**Exercise directions**
Verbatim output of all the material below is required.

* * *

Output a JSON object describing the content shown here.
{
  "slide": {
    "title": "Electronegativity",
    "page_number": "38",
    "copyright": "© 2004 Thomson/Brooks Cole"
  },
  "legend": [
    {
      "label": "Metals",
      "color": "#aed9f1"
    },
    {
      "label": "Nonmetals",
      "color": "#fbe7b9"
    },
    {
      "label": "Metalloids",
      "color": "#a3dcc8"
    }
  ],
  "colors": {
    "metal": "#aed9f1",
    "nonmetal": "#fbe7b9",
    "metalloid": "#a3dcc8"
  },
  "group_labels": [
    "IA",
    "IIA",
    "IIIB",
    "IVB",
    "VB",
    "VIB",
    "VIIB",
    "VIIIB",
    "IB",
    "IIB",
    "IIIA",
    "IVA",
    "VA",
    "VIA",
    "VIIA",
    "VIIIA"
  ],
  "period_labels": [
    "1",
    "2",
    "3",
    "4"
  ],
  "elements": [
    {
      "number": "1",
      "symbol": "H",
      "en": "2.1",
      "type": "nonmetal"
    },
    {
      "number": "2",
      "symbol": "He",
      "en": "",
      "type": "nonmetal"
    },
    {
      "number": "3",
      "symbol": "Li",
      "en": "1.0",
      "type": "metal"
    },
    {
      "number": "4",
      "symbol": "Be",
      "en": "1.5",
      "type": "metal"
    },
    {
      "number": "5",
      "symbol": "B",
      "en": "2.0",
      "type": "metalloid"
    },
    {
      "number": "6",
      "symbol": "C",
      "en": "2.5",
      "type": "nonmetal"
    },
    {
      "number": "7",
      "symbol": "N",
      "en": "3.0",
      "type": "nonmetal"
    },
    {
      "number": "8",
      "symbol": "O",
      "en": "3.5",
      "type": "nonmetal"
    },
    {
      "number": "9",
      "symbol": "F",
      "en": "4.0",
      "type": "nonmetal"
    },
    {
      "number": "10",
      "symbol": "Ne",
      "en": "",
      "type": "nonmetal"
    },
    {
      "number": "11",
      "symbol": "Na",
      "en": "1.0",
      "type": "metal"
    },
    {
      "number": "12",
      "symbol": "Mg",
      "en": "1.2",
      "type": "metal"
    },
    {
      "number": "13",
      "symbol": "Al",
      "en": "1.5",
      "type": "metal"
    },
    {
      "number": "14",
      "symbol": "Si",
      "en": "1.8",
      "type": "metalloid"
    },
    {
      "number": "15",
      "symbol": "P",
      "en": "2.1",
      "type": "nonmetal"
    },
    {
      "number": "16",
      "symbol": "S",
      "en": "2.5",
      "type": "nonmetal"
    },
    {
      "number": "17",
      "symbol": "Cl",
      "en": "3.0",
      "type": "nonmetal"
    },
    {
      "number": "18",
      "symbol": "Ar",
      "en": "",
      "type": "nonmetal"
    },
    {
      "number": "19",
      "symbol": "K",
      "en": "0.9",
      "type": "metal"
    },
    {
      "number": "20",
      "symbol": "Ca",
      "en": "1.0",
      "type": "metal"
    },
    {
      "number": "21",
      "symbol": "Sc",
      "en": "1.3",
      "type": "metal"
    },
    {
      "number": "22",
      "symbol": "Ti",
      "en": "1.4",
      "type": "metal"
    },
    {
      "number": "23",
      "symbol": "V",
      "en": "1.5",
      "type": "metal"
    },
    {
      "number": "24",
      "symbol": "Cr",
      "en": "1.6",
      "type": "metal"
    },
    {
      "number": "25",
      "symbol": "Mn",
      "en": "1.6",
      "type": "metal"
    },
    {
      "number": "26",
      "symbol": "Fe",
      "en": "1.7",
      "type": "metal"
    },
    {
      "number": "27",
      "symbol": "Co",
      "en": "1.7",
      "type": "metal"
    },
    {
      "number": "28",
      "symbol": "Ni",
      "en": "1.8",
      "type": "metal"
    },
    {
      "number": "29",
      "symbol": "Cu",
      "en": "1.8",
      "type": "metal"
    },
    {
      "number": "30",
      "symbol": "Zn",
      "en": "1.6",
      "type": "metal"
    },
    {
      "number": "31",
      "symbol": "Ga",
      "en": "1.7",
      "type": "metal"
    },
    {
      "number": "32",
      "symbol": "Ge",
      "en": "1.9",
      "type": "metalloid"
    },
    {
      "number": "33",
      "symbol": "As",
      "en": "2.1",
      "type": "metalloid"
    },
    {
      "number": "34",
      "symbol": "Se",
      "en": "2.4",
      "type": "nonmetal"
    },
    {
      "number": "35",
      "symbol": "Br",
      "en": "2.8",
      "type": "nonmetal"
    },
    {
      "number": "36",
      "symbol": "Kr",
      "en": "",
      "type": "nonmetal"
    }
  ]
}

* * *

**Written solution**
Output a JSON object describing the content shown here.
{
  "slide": {
    "title": "Electronegativity",
    "page_number": "38",
    "copyright": "© 2004 Thomson/Brooks Cole"
  },
  "legend": [
    {
      "label": "Metals",
      "color": "#aed9f1"
    },
    {
      "label": "Nonmetals",
      "color": "#fbe7b9"
    },
    {
      "label": "Metalloids",
      "color": "#a3dcc8"
    }
  ],
  "colors": {
    "metal": "#aed9f1",
    "nonmetal": "#fbe7b9",
    "metalloid": "#a3dcc8"
  },
  "group_labels": [
    "IA",
    "IIA",
    "IIIB",
    "IVB",
    "VB",
    "VIB",
    "VIIB",
    "VIIIB",
    "IB",
    "IIB",
    "IIIA",
    "IVA",
    "VA",
    "VIA",
    "VIIA",
    "VIIIA"
  ],
  "period_labels": [
    "1",
    "2",
    "3",
    "4"
  ],
  "elements": [
    {
      "number": "1",
      "symbol": "H",
      "en": "2.1",
      "type": "nonmetal"
    },
    {
      "number": "2",
      "symbol": "He",
      "en": "",
      "type": "nonmetal"
    },
    {
      "number": "3",
      "symbol": "Li",
      "en": "1.0",
      "type": "metal"
    },
    {
      "number": "4",
      "symbol": "Be",
      "en": "1.5",
      "type": "metal"
    },
    {
      "number": "5",
      "symbol": "B",
      "en": "2.0",
      "type": "metalloid"
    },
    {
      "number": "6",
      "symbol": "C",
      "en": "2.5",
      "type": "nonmetal"
    },
    {
      "number": "7",
      "symbol": "N",
      "en": "3.0",
      "type": "nonmetal"
    },
    {
      "number": "8",
      "symbol": "O",
      "en": "3.5",
      "type": "nonmetal"
    },
    {
      "number": "9",
      "symbol": "F",
      "en": "4.0",
      "type": "nonmetal"
    },
    {
      "number": "10",
      "symbol": "Ne",
      "en": "",
      "type": "nonmetal"
    },
    {
      "number": "11",
      "symbol": "Na",
      "en": "1.0",
      "type": "metal"
    },
    {
      "number": "12",
      "symbol": "Mg",
      "en": "1.2",
      "type": "metal"
    },
    {
      "number": "13",
      "symbol": "Al",
      "en": "1.5",
      "type": "metal"
    },
    {
      "number": "14",
      "symbol": "Si",
      "en": "1.8",
      "type": "metalloid"
    },
    {
      "number": "15",
      "symbol": "P",
      "en": "2.1",
      "type": "nonmetal"
    },
    {
      "number": "16",
      "symbol": "S",
      "en": "2.5",
      "type": "nonmetal"
    },
    {
      "number": "17",
      "symbol": "Cl",
      "en": "3.0",
      "type": "nonmetal"
    },
    {
      "number": "18",
      "symbol": "Ar",
      "en": "",
      "type": "nonmetal"
    },
    {
      "number": "19",
      "symbol": "K",
      "en": "0.9",
      "type": "metal"
    },
    {
      "number": "20",
      "symbol": "Ca",
      "en": "1.0",
      "type": "metal"
    },
    {
      "number": "21",
      "symbol": "Sc",
      "en": "1.3",
      "type": "metal"
    },
    {
      "number": "22",
      "symbol": "Ti",
      "en": "1.4",
      "type": "metal"
    },
    {
      "number": "23",
      "symbol": "V",
      "en": "1.5",
      "type": "metal"
    },
    {
      "number": "24",
      "symbol": "Cr",
      "en": "1.6",
      "type": "metal"
    },
    {
      "number": "25",
      "symbol": "Mn",
      "en": "1.6",
      "type": "metal"
    },
    {
      "number": "26",
      "symbol": "Fe",
      "en": "1.7",
      "type": "metal"
    },
    {
      "number": "27",
      "symbol": "Co",
      "en": "1.7",
      "type": "metal"
    },
    {
      "number": "28",
      "symbol": "Ni",
      "en": "1.8",
      "type": "metal"
    },
    {
      "number": "29",
      "symbol": "Cu",
      "en": "1.8",
      "type": "metal"
    },
    {
      "number": "30",
      "symbol": "Zn",
      "en": "1.6",
      "type": "metal"
    },
    {
      "number": "31",
      "symbol": "Ga",
      "en": "1.7",
      "type": "metal"
    },
    {
      "number": "32",
      "symbol": "Ge",
      "en": "1.9",
      "type": "metalloid"
    },
    {
      "number": "33",
      "symbol": "As",
      "en": "2.1",
      "type": "metalloid"
    },
    {
      "number": "34",
      "symbol": "Se",
      "en": "2.4",
      "type": "nonmetal"
    },
    {
      "number": "35",
      "symbol": "Br",
      "en": "2.8",
      "type": "nonmetal"
    },
    {
      "number": "36",
      "symbol": "Kr",
      "en": "",
      "type": "nonmetal"
    }
  ]
}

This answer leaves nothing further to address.